#### DATA SHOWN

▬▬▬▬▬▬▬▬▬▬

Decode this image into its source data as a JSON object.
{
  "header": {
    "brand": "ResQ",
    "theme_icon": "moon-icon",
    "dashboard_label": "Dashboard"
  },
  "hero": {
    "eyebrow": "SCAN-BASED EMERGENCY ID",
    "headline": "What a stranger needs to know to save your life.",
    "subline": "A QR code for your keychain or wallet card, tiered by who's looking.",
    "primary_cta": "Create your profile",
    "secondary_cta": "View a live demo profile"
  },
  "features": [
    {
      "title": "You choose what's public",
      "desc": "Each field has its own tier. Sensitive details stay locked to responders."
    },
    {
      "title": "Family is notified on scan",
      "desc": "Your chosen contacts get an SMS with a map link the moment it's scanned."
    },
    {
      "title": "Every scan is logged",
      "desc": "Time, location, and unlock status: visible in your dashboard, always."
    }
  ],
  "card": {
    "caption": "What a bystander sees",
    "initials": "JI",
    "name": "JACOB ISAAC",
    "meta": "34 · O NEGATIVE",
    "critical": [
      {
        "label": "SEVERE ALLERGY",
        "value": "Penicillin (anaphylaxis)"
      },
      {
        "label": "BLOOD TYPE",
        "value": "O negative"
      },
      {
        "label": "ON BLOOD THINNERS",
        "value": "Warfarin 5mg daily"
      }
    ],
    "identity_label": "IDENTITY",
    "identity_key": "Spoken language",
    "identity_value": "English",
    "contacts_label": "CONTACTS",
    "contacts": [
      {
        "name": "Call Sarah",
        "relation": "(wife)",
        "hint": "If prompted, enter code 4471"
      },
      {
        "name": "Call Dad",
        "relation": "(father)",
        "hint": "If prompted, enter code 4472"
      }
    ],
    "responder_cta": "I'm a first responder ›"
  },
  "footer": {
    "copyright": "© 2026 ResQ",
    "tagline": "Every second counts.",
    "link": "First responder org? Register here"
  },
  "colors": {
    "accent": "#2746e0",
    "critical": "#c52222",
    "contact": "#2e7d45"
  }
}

▬▬▬▬▬▬▬▬▬▬

#### PROBLEM
State only the number of lines in these entries that contain "desc".

#### RESPONSE TO THE EXERCISE
3